■ Short problem: Put the lines from the one with "- x-tick-label: 01.2010: [233, 635, 303, 655]" through the end of the records into a numbered list, leaving out any blank lines.

■ Supplied information:
------------------------------------------------------------------------
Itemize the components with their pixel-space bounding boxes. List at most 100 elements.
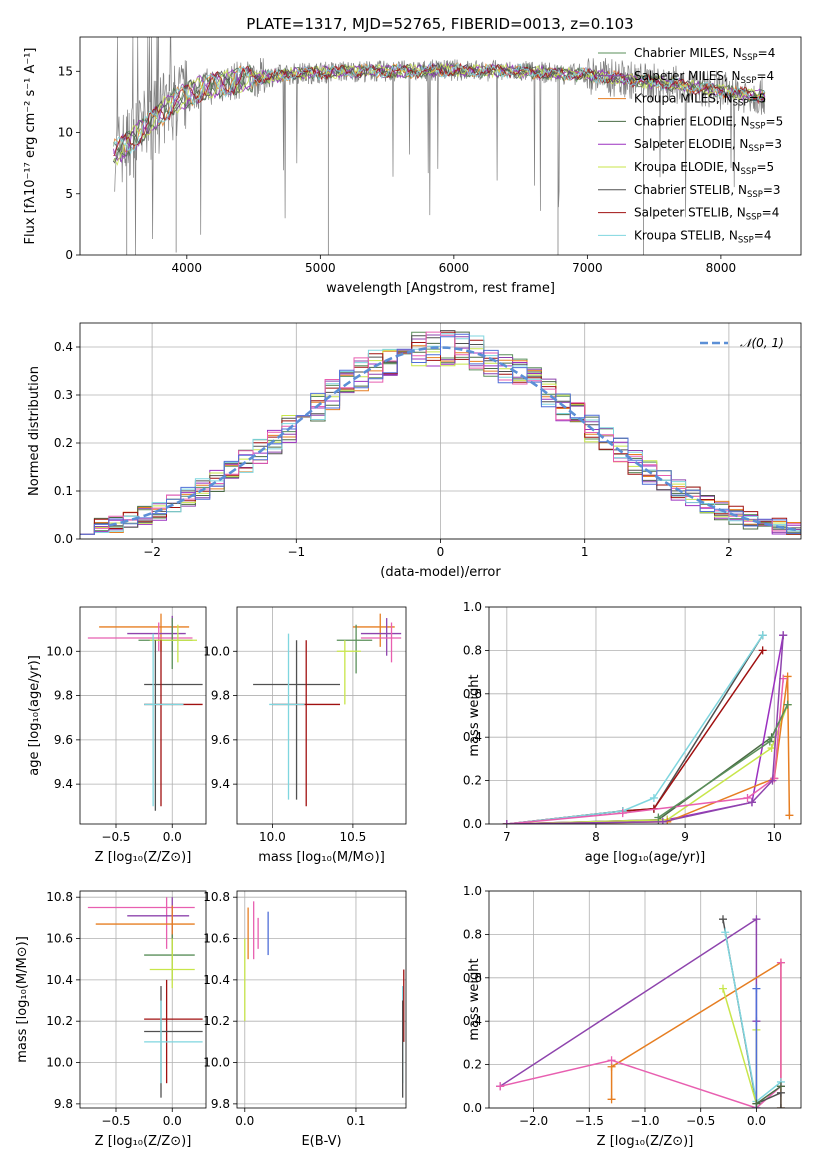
y-tick-label: 0.4	[54, 340, 73, 354]
x-tick-label: 9	[681, 830, 689, 844]
mass-weight-line	[610, 961, 782, 1108]
figure-title: PLATE=1317, MJD=52765, FIBERID=0013, z=0…	[246, 15, 633, 33]
mass-weight-marker	[776, 958, 785, 967]
mass-weight-marker	[719, 915, 727, 924]
x-tick-label: −0.5	[101, 830, 130, 844]
x-tick-label: 0.1	[346, 1114, 365, 1128]
x-axis-label: Z [log₁₀(Z/Z⊙)]	[95, 1134, 192, 1149]
legend-entry: Kroupa ELODIE, NSSP=5	[634, 160, 774, 177]
axes-frame	[79, 606, 207, 825]
y-tick-label: 10.8	[203, 890, 230, 904]
y-tick-label: 10.6	[46, 932, 73, 946]
plot-area	[87, 613, 203, 811]
y-tick-label: 10.4	[46, 973, 73, 987]
mass-weight-marker	[768, 776, 777, 785]
y-axis-label: Flux [fλ10⁻¹⁷ erg cm⁻² s⁻¹ A⁻¹]	[23, 48, 38, 245]
plot-area	[502, 631, 794, 824]
y-tick-label: 15	[58, 64, 73, 78]
y-tick-label: 0.0	[54, 532, 73, 546]
x-tick-label: −2	[143, 545, 161, 559]
x-axis-label: Z [log₁₀(Z/Z⊙)]	[597, 1134, 694, 1149]
y-tick-label: 0.2	[463, 774, 482, 788]
axes-frame	[236, 890, 407, 1109]
x-axis-label: age [log₁₀(age/yr)]	[585, 850, 706, 865]
y-tick-label: 0.0	[463, 817, 482, 831]
y-tick-label: 0.3	[54, 388, 73, 402]
y-tick-label: 0	[65, 248, 73, 262]
model-spectrum-line	[113, 62, 765, 157]
mass-weight-marker	[765, 737, 774, 746]
y-tick-label: 10.0	[203, 644, 230, 658]
mass-weight-marker	[785, 811, 794, 820]
mass-weight-marker	[783, 700, 792, 709]
x-tick-label: −1.5	[575, 1114, 604, 1128]
y-tick-label: 0.8	[463, 927, 482, 941]
y-tick-label: 10.0	[203, 1056, 230, 1070]
x-tick-label: −1	[287, 545, 305, 559]
y-tick-label: 0.8	[463, 643, 482, 657]
y-axis-label: mass weight	[467, 674, 482, 756]
histogram-step	[80, 333, 801, 535]
y-tick-label: 1.0	[463, 600, 482, 614]
x-tick-label: 7	[503, 830, 511, 844]
y-axis-label: mass [log₁₀(M/M⊙)]	[15, 936, 30, 1063]
mass-weight-marker	[776, 1082, 785, 1091]
mass-weight-marker	[752, 915, 761, 924]
mass-weight-line	[499, 917, 758, 1108]
y-tick-label: 0.6	[463, 687, 482, 701]
x-tick-label: 10	[767, 830, 782, 844]
x-tick-label: −2.0	[519, 1114, 548, 1128]
mass-weight-marker	[783, 672, 792, 681]
mass-weight-vs-age-panel: 7 8 9 10 0.0 0.2 0.4 0.6 0.8 1.0 age [log₁₀(age/yr…	[463, 600, 802, 865]
x-tick-label: 0	[437, 545, 445, 559]
gaussian-curve	[108, 346, 801, 532]
mass-vs-metallicity-panel: −0.5 0.0 9.8 10.0 10.2 10.4 10.6 10.8 Z [log₁₀(Z…	[15, 890, 207, 1149]
mass-weight-line	[506, 635, 784, 824]
y-tick-label: 10.0	[46, 1056, 73, 1070]
legend-entry: Chabrier ELODIE, NSSP=5	[634, 114, 783, 131]
x-tick-label: 10.5	[340, 830, 367, 844]
x-tick-label: 1	[581, 545, 589, 559]
axes-frame	[79, 36, 802, 256]
mass-weight-line	[506, 634, 764, 824]
plot-area	[244, 901, 405, 1098]
y-tick-label: 9.6	[54, 733, 73, 747]
y-tick-label: 9.8	[54, 1097, 73, 1111]
mass-weight-marker	[658, 817, 667, 824]
mass-weight-marker	[502, 820, 511, 824]
axes-frame	[236, 606, 407, 825]
x-tick-label: −1.0	[630, 1114, 659, 1128]
legend-entry: Chabrier STELIB, NSSP=3	[634, 183, 781, 200]
x-tick-label: −0.5	[686, 1114, 715, 1128]
y-tick-label: 0.1	[54, 484, 73, 498]
mass-weight-marker	[752, 984, 761, 993]
x-tick-label: 0.0	[163, 1114, 182, 1128]
x-axis-label: (data-model)/error	[380, 565, 501, 580]
plot-area	[87, 897, 203, 1098]
mass-weight-line	[506, 635, 784, 824]
y-tick-label: 5	[65, 187, 73, 201]
x-tick-label: 0.0	[163, 830, 182, 844]
y-tick-label: 9.4	[211, 777, 230, 791]
y-tick-label: 10.2	[203, 1014, 230, 1028]
legend-entry: Salpeter STELIB, NSSP=4	[634, 206, 779, 223]
age-vs-mass-panel: 10.0 10.5 9.4 9.6 9.8 10.0 mass [log₁₀(M/M⊙)]	[203, 606, 407, 865]
y-tick-label: 9.8	[211, 689, 230, 703]
y-tick-label: 0.0	[463, 1101, 482, 1115]
axes-frame	[488, 606, 802, 825]
mass-weight-marker	[743, 793, 752, 802]
y-axis-label: age [log₁₀(age/yr)]	[27, 655, 42, 776]
axes-frame	[79, 322, 802, 540]
mass-weight-marker	[654, 813, 663, 822]
x-tick-label: 4000	[172, 261, 203, 275]
axes-frame	[79, 890, 207, 1109]
y-tick-label: 10.4	[203, 973, 230, 987]
mass-weight-marker	[776, 1104, 785, 1108]
mass-weight-line	[506, 634, 764, 824]
x-tick-label: 8	[592, 830, 600, 844]
mass-weight-marker	[747, 798, 756, 807]
mass-weight-marker	[752, 1099, 761, 1108]
mass-weight-line	[506, 704, 789, 824]
legend-entry: Kroupa MILES, NSSP=5	[634, 92, 766, 109]
x-axis-label: wavelength [Angstrom, rest frame]	[326, 281, 555, 296]
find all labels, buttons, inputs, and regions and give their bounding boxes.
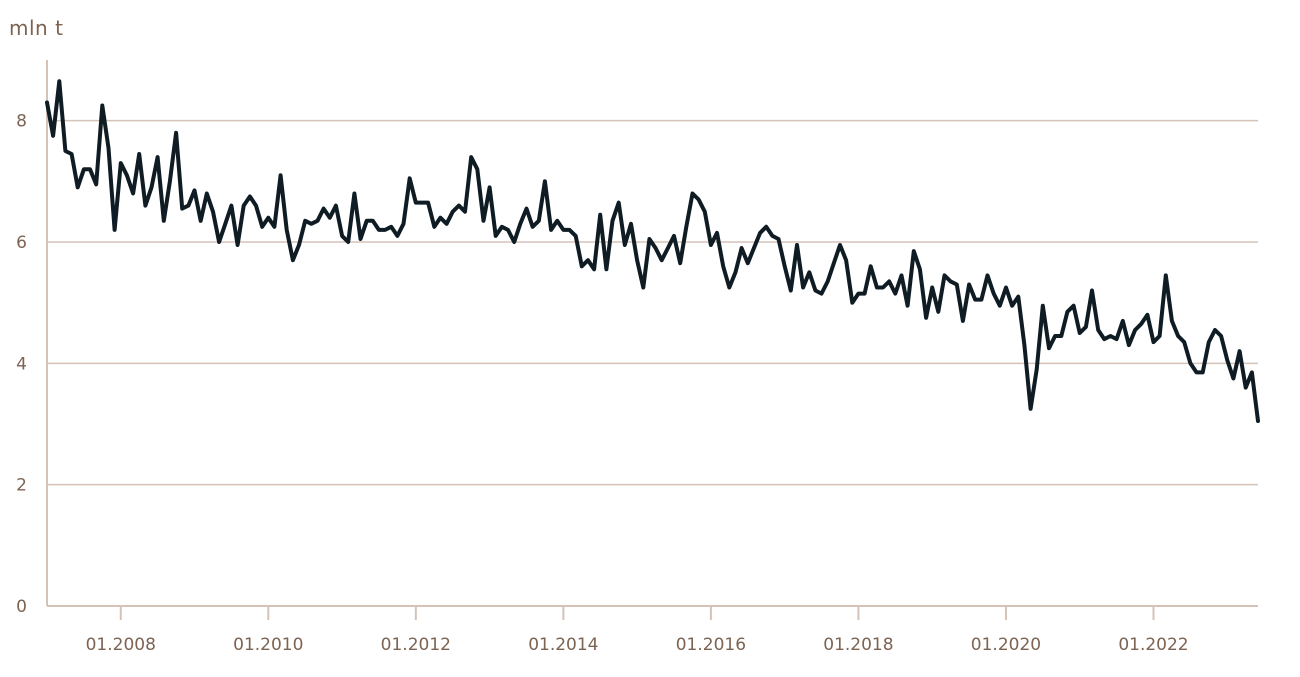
- x-tick-label: 01.2010: [233, 635, 303, 655]
- gridlines: [47, 119, 1258, 486]
- x-tick-label: 01.2022: [1118, 635, 1188, 655]
- axes: [46, 60, 1258, 607]
- x-tick-label: 01.2020: [971, 635, 1041, 655]
- y-tick-label: 0: [16, 597, 27, 617]
- y-tick-label: 6: [16, 233, 27, 253]
- y-tick-label: 2: [16, 476, 27, 496]
- x-tick-label: 01.2014: [528, 635, 598, 655]
- series-line: [45, 79, 1260, 423]
- x-tick-label: 01.2016: [676, 635, 746, 655]
- y-axis-unit-label: mln t: [9, 16, 64, 40]
- x-axis-ticks: 01.2008 01.2010 01.2012 01.2014 01.2016 01.20…: [86, 606, 1189, 655]
- y-axis-ticks: 0 2 4 6 8: [16, 112, 27, 617]
- x-tick-label: 01.2012: [381, 635, 451, 655]
- y-tick-label: 8: [16, 112, 27, 132]
- x-tick-label: 01.2008: [86, 635, 156, 655]
- x-tick-label: 01.2018: [823, 635, 893, 655]
- y-tick-label: 4: [16, 354, 27, 374]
------------------------------------------------------------------------
■ Task solution:
1. - x-tick-label: 01.2010: [233, 635, 303, 655]
2. - gridlines: [47, 119, 1258, 486]
3. - x-tick-label: 01.2022: [1118, 635, 1188, 655]
4. - axes: [46, 60, 1258, 607]
5. - x-tick-label: 01.2020: [971, 635, 1041, 655]
6. - y-tick-label: 0: [16, 597, 27, 617]
7. - y-tick-label: 6: [16, 233, 27, 253]
8. - y-tick-label: 2: [16, 476, 27, 496]
9. - x-tick-label: 01.2014: [528, 635, 598, 655]
10. - series-line: [45, 79, 1260, 423]
11. - x-tick-label: 01.2016: [676, 635, 746, 655]
12. - y-axis-unit-label: mln t: [9, 16, 64, 40]
13. - x-axis-ticks: 01.2008 01.2010 01.2012 01.2014 01.2016 01.20…: [86, 606, 1189, 655]
14. - y-axis-ticks: 0 2 4 6 8: [16, 112, 27, 617]
15. - x-tick-label: 01.2012: [381, 635, 451, 655]
16. - y-tick-label: 8: [16, 112, 27, 132]
17. - x-tick-label: 01.2008: [86, 635, 156, 655]
18. - x-tick-label: 01.2018: [823, 635, 893, 655]
19. - y-tick-label: 4: [16, 354, 27, 374]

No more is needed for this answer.